** THE TASK **
Go through the records and extract every line with the word "color".

** DATA LISTING **
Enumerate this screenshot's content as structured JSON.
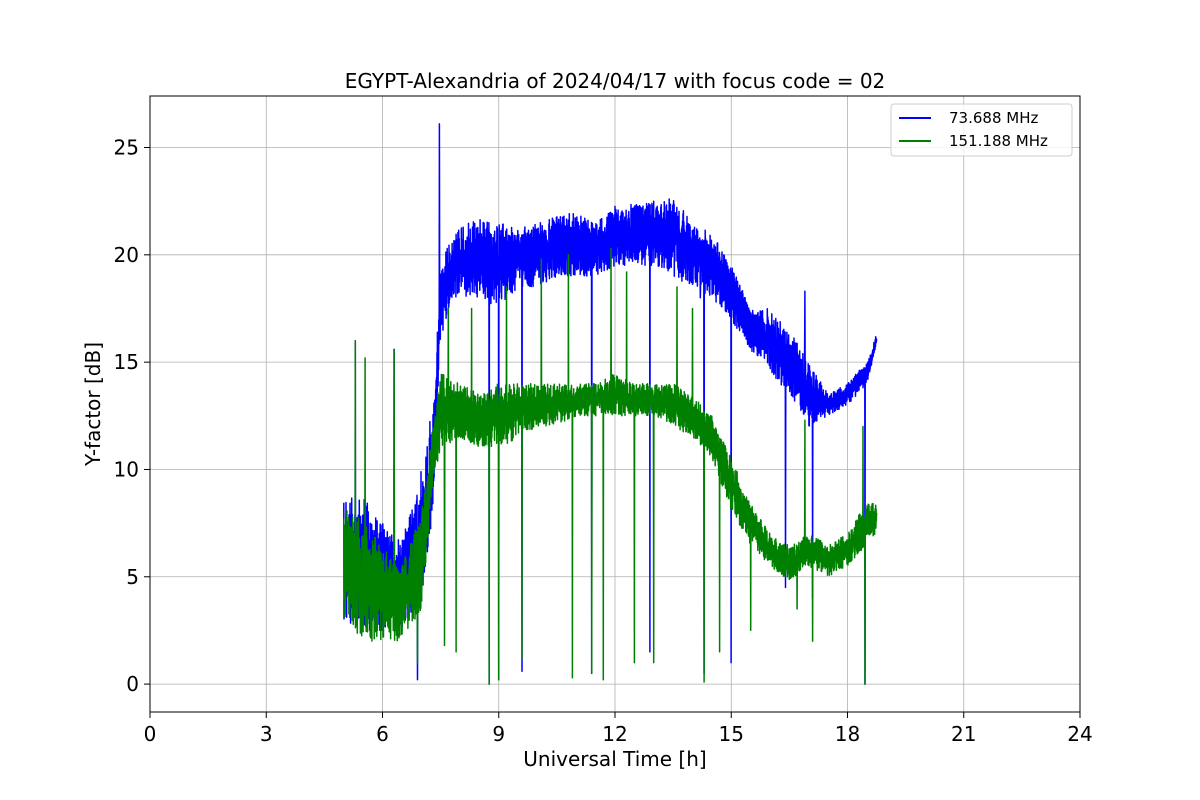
{
  "chart_data": {
    "type": "line",
    "title": "EGYPT-Alexandria of 2024/04/17 with focus code = 02",
    "xlabel": "Universal Time [h]",
    "ylabel": "Y-factor [dB]",
    "xlim": [
      0,
      24
    ],
    "ylim": [
      -1.3,
      27.4
    ],
    "xticks": [
      0,
      3,
      6,
      9,
      12,
      15,
      18,
      21,
      24
    ],
    "yticks": [
      0,
      5,
      10,
      15,
      20,
      25
    ],
    "xtick_labels": [
      "0",
      "3",
      "6",
      "9",
      "12",
      "15",
      "18",
      "21",
      "24"
    ],
    "ytick_labels": [
      "0",
      "5",
      "10",
      "15",
      "20",
      "25"
    ],
    "grid": true,
    "legend_position": "top-right",
    "series": [
      {
        "name": "73.688 MHz",
        "color": "#0000ff",
        "envelope": [
          [
            5.0,
            3.0,
            8.5
          ],
          [
            5.5,
            2.5,
            9.0
          ],
          [
            6.0,
            2.5,
            7.5
          ],
          [
            6.5,
            2.5,
            7.0
          ],
          [
            7.0,
            4.0,
            10.0
          ],
          [
            7.3,
            8.0,
            13.0
          ],
          [
            7.5,
            16.0,
            19.5
          ],
          [
            7.8,
            18.0,
            21.0
          ],
          [
            8.5,
            18.0,
            21.8
          ],
          [
            9.0,
            17.5,
            21.5
          ],
          [
            9.5,
            18.5,
            21.2
          ],
          [
            10.0,
            18.5,
            21.5
          ],
          [
            10.5,
            19.0,
            21.8
          ],
          [
            11.0,
            19.0,
            22.0
          ],
          [
            11.5,
            19.0,
            21.5
          ],
          [
            12.0,
            19.5,
            22.3
          ],
          [
            12.5,
            19.5,
            22.4
          ],
          [
            13.0,
            19.5,
            22.5
          ],
          [
            13.5,
            19.0,
            22.7
          ],
          [
            14.0,
            18.5,
            21.5
          ],
          [
            14.5,
            18.0,
            21.0
          ],
          [
            15.0,
            17.0,
            19.5
          ],
          [
            15.5,
            15.5,
            17.5
          ],
          [
            16.0,
            14.5,
            17.5
          ],
          [
            16.5,
            13.5,
            16.5
          ],
          [
            17.0,
            12.0,
            15.0
          ],
          [
            17.5,
            12.5,
            13.5
          ],
          [
            18.0,
            13.0,
            14.0
          ],
          [
            18.5,
            14.0,
            15.0
          ],
          [
            18.75,
            15.8,
            16.3
          ]
        ],
        "spikes": [
          [
            7.47,
            26.1
          ],
          [
            5.3,
            16.0
          ],
          [
            6.3,
            15.6
          ],
          [
            14.2,
            18.0
          ],
          [
            16.9,
            18.3
          ]
        ],
        "dips": [
          [
            6.9,
            0.2
          ],
          [
            8.75,
            0.0
          ],
          [
            9.0,
            0.2
          ],
          [
            9.6,
            0.6
          ],
          [
            11.4,
            0.5
          ],
          [
            12.9,
            1.5
          ],
          [
            14.3,
            0.5
          ],
          [
            15.0,
            1.0
          ],
          [
            16.4,
            4.5
          ],
          [
            17.1,
            4.0
          ],
          [
            18.45,
            0.0
          ]
        ]
      },
      {
        "name": "151.188 MHz",
        "color": "#008000",
        "envelope": [
          [
            5.0,
            3.0,
            8.5
          ],
          [
            5.5,
            2.0,
            7.5
          ],
          [
            6.0,
            2.0,
            6.5
          ],
          [
            6.5,
            2.0,
            5.5
          ],
          [
            7.0,
            3.5,
            8.0
          ],
          [
            7.3,
            9.0,
            12.0
          ],
          [
            7.5,
            11.0,
            14.5
          ],
          [
            8.0,
            11.5,
            14.0
          ],
          [
            8.5,
            11.0,
            13.5
          ],
          [
            9.0,
            11.0,
            14.0
          ],
          [
            9.5,
            11.5,
            14.0
          ],
          [
            10.0,
            12.0,
            14.0
          ],
          [
            10.5,
            12.0,
            14.0
          ],
          [
            11.0,
            12.5,
            14.0
          ],
          [
            11.5,
            12.5,
            14.0
          ],
          [
            12.0,
            12.5,
            14.5
          ],
          [
            12.5,
            12.5,
            14.0
          ],
          [
            13.0,
            12.5,
            14.0
          ],
          [
            13.5,
            12.0,
            14.0
          ],
          [
            14.0,
            11.5,
            13.5
          ],
          [
            14.5,
            10.5,
            12.5
          ],
          [
            15.0,
            8.0,
            10.5
          ],
          [
            15.5,
            6.5,
            8.5
          ],
          [
            16.0,
            5.5,
            7.0
          ],
          [
            16.5,
            4.8,
            6.5
          ],
          [
            17.0,
            5.5,
            7.0
          ],
          [
            17.5,
            5.0,
            6.5
          ],
          [
            18.0,
            5.5,
            7.0
          ],
          [
            18.5,
            6.5,
            8.5
          ],
          [
            18.75,
            7.0,
            8.5
          ]
        ],
        "spikes": [
          [
            5.3,
            16.0
          ],
          [
            5.55,
            15.2
          ],
          [
            6.3,
            15.6
          ],
          [
            7.7,
            17.5
          ],
          [
            8.3,
            17.5
          ],
          [
            9.2,
            18.5
          ],
          [
            10.1,
            19.8
          ],
          [
            10.8,
            20.0
          ],
          [
            11.9,
            20.3
          ],
          [
            12.3,
            19.2
          ],
          [
            13.6,
            18.5
          ],
          [
            14.0,
            17.5
          ],
          [
            16.9,
            12.3
          ],
          [
            18.4,
            12.0
          ]
        ],
        "dips": [
          [
            6.9,
            1.0
          ],
          [
            7.6,
            1.8
          ],
          [
            7.9,
            1.5
          ],
          [
            8.75,
            0.0
          ],
          [
            9.0,
            0.2
          ],
          [
            9.6,
            1.2
          ],
          [
            10.9,
            0.3
          ],
          [
            11.4,
            0.5
          ],
          [
            11.7,
            0.2
          ],
          [
            12.5,
            1.0
          ],
          [
            13.0,
            1.0
          ],
          [
            14.3,
            0.1
          ],
          [
            14.7,
            1.5
          ],
          [
            15.5,
            2.5
          ],
          [
            16.7,
            3.5
          ],
          [
            17.1,
            2.0
          ],
          [
            18.45,
            0.0
          ]
        ]
      }
    ]
  }
}
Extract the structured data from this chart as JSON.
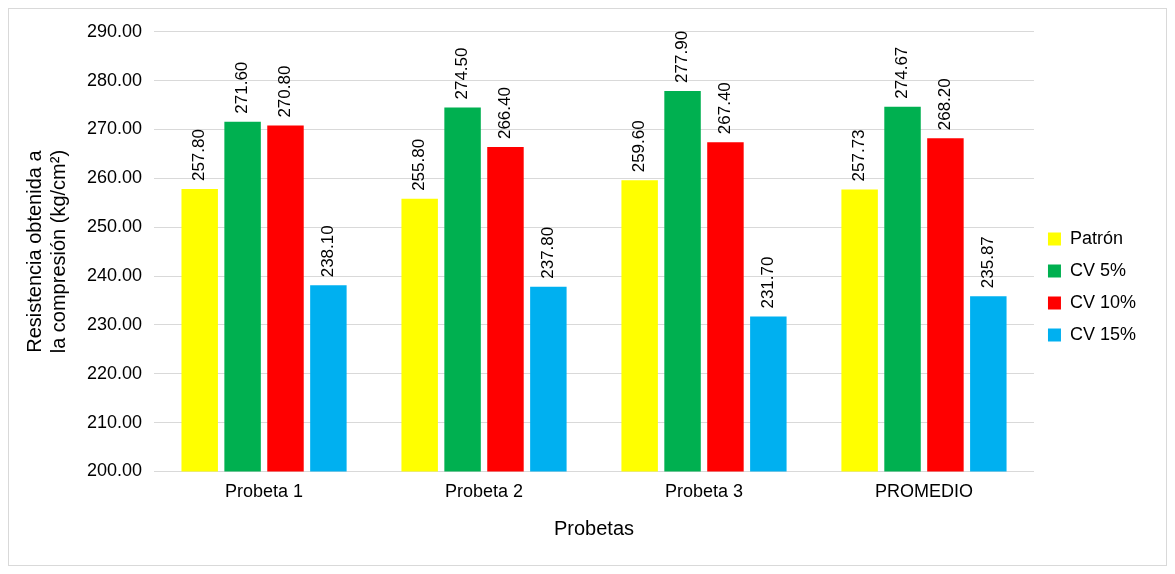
{
  "chart_data": {
    "type": "bar",
    "xlabel": "Probetas",
    "ylabel": "Resistencia obtenida a la compresión (kg/cm²)",
    "categories": [
      "Probeta 1",
      "Probeta 2",
      "Probeta 3",
      "PROMEDIO"
    ],
    "series": [
      {
        "name": "Patrón",
        "color": "#ffff00",
        "values": [
          257.8,
          255.8,
          259.6,
          257.73
        ],
        "value_labels": [
          "257.80",
          "255.80",
          "259.60",
          "257.73"
        ]
      },
      {
        "name": "CV 5%",
        "color": "#00b050",
        "values": [
          271.6,
          274.5,
          277.9,
          274.67
        ],
        "value_labels": [
          "271.60",
          "274.50",
          "277.90",
          "274.67"
        ]
      },
      {
        "name": "CV 10%",
        "color": "#ff0000",
        "values": [
          270.8,
          266.4,
          267.4,
          268.2
        ],
        "value_labels": [
          "270.80",
          "266.40",
          "267.40",
          "268.20"
        ]
      },
      {
        "name": "CV 15%",
        "color": "#00b0f0",
        "values": [
          238.1,
          237.8,
          231.7,
          235.87
        ],
        "value_labels": [
          "238.10",
          "237.80",
          "231.70",
          "235.87"
        ]
      }
    ],
    "ylim": [
      200,
      290
    ],
    "yticks": [
      {
        "value": 200,
        "label": "200.00"
      },
      {
        "value": 210,
        "label": "210.00"
      },
      {
        "value": 220,
        "label": "220.00"
      },
      {
        "value": 230,
        "label": "230.00"
      },
      {
        "value": 240,
        "label": "240.00"
      },
      {
        "value": 250,
        "label": "250.00"
      },
      {
        "value": 260,
        "label": "260.00"
      },
      {
        "value": 270,
        "label": "270.00"
      },
      {
        "value": 280,
        "label": "280.00"
      },
      {
        "value": 290,
        "label": "290.00"
      }
    ],
    "grid": "y",
    "legend": "right"
  }
}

** EXPECTED OUTPUT **
        "color": "#0000ff",
        "color": "#008000",
        "color": "#ffff00",
        "color": "#00b050",
        "color": "#ff0000",
        "color": "#00b0f0",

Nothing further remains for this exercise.